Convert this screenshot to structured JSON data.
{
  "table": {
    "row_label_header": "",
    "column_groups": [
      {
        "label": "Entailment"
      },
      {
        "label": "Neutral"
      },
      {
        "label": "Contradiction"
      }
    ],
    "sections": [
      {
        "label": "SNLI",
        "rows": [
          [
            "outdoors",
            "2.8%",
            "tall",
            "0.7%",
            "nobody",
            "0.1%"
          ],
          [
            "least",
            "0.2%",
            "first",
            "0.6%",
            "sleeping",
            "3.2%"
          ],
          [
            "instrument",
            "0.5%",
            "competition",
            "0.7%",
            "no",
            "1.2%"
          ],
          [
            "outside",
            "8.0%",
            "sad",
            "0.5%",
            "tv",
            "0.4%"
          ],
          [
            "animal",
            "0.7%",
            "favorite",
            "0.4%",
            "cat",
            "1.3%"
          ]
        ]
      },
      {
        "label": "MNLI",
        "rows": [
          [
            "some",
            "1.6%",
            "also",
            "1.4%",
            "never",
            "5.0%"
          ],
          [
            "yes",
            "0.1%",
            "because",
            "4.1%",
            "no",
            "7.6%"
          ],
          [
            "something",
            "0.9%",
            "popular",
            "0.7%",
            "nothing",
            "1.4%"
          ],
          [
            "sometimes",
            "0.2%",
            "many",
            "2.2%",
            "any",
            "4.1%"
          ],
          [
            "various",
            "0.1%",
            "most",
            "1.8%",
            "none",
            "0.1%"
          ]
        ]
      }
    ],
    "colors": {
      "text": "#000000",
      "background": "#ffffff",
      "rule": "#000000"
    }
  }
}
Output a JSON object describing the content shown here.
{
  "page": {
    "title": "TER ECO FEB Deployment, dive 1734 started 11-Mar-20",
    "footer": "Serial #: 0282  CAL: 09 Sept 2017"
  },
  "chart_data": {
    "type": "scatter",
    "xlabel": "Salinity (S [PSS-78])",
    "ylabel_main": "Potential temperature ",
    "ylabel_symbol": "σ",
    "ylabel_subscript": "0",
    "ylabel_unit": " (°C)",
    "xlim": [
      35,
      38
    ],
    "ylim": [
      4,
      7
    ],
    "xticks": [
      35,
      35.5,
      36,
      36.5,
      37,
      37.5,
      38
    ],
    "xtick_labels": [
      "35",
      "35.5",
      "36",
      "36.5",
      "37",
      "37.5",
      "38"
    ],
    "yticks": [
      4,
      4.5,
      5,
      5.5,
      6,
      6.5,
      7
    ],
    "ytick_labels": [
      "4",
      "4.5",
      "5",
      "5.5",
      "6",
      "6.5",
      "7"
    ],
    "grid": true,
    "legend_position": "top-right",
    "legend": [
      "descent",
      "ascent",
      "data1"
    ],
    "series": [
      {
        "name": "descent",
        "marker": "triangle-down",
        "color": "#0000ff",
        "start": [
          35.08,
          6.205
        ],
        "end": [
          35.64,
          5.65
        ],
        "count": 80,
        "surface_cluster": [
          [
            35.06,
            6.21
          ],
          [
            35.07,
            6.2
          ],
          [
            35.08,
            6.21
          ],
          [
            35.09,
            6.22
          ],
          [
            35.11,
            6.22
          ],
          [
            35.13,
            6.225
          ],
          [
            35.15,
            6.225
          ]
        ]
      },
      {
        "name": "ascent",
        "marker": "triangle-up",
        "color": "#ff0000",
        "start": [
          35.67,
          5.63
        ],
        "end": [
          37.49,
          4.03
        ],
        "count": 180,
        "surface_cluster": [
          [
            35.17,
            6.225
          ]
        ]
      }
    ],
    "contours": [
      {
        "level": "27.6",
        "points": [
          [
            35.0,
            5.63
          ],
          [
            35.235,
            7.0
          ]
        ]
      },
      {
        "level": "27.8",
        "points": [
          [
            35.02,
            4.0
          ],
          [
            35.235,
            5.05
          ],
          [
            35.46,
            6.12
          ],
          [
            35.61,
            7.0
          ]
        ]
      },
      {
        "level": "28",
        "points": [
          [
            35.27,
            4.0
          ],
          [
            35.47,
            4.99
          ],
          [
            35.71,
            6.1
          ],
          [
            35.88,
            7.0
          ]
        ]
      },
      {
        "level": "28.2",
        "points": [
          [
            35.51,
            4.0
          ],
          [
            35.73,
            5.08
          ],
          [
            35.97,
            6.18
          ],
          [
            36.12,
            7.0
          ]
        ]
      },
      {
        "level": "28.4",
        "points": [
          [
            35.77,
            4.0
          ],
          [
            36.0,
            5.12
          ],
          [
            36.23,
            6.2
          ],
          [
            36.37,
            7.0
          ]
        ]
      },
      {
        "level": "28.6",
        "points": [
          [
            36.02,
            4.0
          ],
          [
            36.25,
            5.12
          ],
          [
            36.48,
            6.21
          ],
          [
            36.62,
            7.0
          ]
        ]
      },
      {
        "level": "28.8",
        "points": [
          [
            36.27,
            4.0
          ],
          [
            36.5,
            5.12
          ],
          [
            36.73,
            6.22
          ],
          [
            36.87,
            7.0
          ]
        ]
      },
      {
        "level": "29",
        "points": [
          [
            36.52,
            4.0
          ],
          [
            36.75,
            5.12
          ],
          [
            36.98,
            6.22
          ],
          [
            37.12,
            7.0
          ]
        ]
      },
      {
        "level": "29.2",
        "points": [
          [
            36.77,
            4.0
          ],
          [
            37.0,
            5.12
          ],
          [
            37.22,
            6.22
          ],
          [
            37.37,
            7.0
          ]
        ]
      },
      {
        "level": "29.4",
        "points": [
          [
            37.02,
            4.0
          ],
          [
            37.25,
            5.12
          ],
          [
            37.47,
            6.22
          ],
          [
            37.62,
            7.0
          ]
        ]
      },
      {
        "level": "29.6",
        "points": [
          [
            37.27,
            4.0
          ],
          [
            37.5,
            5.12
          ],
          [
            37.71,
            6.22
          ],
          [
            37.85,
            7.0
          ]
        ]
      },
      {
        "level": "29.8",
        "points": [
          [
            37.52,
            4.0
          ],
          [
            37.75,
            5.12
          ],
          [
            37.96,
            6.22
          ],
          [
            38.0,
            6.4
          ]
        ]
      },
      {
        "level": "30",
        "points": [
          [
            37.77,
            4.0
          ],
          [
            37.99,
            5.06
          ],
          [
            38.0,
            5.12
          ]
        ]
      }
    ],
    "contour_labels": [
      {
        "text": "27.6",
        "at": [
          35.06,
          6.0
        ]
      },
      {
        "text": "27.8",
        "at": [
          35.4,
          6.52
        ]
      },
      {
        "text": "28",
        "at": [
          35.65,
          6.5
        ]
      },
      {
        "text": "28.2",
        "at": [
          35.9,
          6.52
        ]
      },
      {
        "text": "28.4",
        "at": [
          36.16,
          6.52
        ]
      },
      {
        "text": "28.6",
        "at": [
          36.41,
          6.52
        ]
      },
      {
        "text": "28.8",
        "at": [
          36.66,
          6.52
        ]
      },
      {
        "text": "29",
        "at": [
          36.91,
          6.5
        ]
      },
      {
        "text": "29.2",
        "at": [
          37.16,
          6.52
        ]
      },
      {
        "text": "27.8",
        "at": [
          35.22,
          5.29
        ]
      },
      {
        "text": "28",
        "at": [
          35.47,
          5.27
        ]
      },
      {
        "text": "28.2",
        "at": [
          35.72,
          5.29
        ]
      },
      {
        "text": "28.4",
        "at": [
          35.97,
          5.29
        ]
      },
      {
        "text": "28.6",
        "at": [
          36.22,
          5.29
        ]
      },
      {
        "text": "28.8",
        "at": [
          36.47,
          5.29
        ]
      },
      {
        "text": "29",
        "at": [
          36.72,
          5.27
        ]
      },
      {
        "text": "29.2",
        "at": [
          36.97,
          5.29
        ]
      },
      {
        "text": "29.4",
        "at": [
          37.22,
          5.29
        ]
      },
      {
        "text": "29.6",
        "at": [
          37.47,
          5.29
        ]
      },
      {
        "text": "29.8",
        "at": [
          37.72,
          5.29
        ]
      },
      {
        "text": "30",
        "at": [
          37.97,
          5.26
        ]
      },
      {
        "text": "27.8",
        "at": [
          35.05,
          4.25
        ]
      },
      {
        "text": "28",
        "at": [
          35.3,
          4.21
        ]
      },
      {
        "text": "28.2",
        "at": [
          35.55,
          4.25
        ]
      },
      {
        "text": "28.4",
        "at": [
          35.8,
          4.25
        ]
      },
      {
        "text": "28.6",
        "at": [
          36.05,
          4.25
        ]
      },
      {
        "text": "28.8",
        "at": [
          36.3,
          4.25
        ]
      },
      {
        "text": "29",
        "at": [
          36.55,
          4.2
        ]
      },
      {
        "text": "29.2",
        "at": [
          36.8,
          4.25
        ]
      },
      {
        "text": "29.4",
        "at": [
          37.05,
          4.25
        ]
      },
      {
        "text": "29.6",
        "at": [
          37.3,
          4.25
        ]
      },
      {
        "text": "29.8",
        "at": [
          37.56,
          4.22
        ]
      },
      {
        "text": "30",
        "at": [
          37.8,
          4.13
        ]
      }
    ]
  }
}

Given instruction: Determine how many lines in the listing above hold the string "JSON", then write only the number.

Task answer: 2